DATASET CONTENT:
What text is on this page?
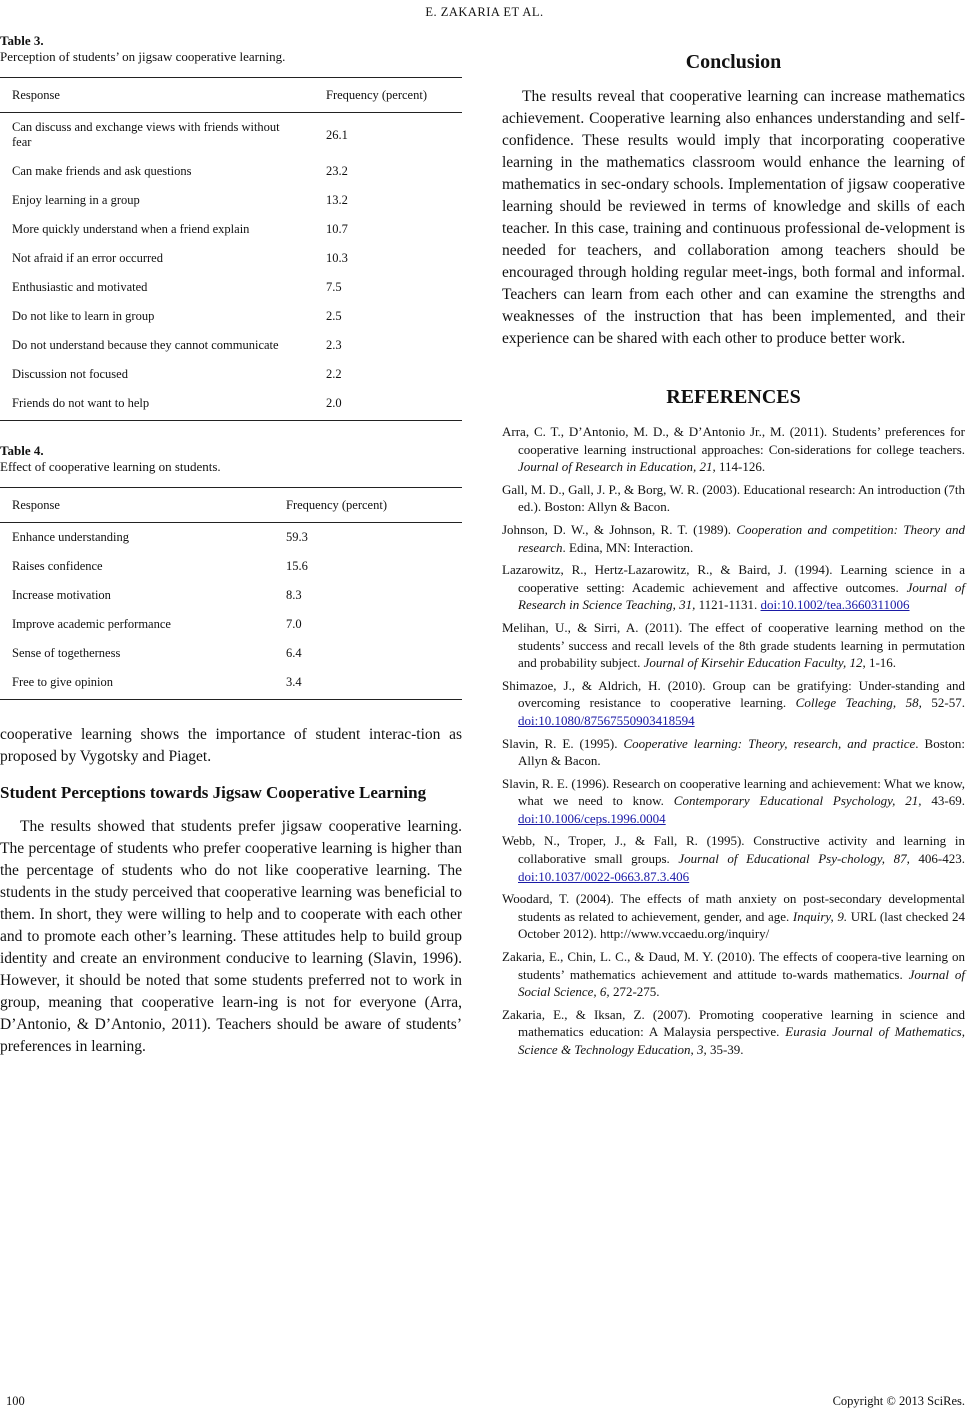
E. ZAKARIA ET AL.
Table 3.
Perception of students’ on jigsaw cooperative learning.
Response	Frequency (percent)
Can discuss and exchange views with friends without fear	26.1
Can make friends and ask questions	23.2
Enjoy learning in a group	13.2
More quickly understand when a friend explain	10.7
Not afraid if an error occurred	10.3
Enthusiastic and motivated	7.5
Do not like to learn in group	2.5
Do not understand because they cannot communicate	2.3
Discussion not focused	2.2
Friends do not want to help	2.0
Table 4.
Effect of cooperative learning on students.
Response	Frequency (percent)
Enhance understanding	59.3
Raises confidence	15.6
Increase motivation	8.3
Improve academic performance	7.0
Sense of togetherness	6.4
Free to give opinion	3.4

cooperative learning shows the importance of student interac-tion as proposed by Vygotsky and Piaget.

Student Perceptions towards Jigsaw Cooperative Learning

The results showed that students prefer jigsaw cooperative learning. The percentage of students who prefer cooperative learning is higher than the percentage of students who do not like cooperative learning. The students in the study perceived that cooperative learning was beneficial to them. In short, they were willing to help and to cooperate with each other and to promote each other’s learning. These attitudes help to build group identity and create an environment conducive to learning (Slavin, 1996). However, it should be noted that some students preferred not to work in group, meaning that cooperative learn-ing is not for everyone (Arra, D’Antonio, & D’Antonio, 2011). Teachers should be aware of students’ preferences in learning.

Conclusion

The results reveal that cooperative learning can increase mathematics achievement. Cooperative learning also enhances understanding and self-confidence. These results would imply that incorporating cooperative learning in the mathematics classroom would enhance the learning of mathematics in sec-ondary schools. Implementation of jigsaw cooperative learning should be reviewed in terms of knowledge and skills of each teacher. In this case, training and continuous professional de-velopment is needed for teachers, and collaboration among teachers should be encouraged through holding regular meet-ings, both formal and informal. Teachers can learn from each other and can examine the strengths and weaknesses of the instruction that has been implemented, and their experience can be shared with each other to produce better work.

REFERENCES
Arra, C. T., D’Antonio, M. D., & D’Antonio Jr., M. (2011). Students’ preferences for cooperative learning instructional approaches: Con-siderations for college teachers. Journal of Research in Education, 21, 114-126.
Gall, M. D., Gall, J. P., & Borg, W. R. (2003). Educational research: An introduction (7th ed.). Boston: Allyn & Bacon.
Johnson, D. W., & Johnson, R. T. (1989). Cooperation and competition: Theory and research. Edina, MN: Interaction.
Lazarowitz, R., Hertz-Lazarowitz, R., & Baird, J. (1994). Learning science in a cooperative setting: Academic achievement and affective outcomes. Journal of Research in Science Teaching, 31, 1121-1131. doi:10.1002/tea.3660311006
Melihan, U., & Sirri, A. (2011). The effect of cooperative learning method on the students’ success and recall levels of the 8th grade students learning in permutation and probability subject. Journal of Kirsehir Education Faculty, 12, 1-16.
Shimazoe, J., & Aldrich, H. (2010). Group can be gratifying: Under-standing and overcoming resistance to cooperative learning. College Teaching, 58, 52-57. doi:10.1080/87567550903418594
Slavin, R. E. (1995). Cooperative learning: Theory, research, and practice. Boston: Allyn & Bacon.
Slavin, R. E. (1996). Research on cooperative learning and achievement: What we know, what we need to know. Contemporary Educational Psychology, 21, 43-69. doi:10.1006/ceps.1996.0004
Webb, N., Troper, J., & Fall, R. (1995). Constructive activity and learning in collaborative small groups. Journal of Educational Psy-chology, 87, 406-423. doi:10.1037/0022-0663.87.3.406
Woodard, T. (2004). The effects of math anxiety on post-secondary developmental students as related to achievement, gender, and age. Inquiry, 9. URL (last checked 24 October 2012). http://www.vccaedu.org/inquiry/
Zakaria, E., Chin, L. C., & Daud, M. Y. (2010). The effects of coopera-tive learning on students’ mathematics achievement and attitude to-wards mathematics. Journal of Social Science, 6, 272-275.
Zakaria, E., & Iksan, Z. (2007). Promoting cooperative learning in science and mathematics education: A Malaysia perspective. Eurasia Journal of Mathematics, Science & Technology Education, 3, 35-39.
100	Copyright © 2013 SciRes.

TASK STATEMENT: Isolate the lines that hold the word "Bacon" and copy all of them.

TASK ANSWER:
Gall, M. D., Gall, J. P., & Borg, W. R. (2003). Educational research: An introduction (7th ed.). Boston: Allyn & Bacon.
Slavin, R. E. (1995). Cooperative learning: Theory, research, and practice. Boston: Allyn & Bacon.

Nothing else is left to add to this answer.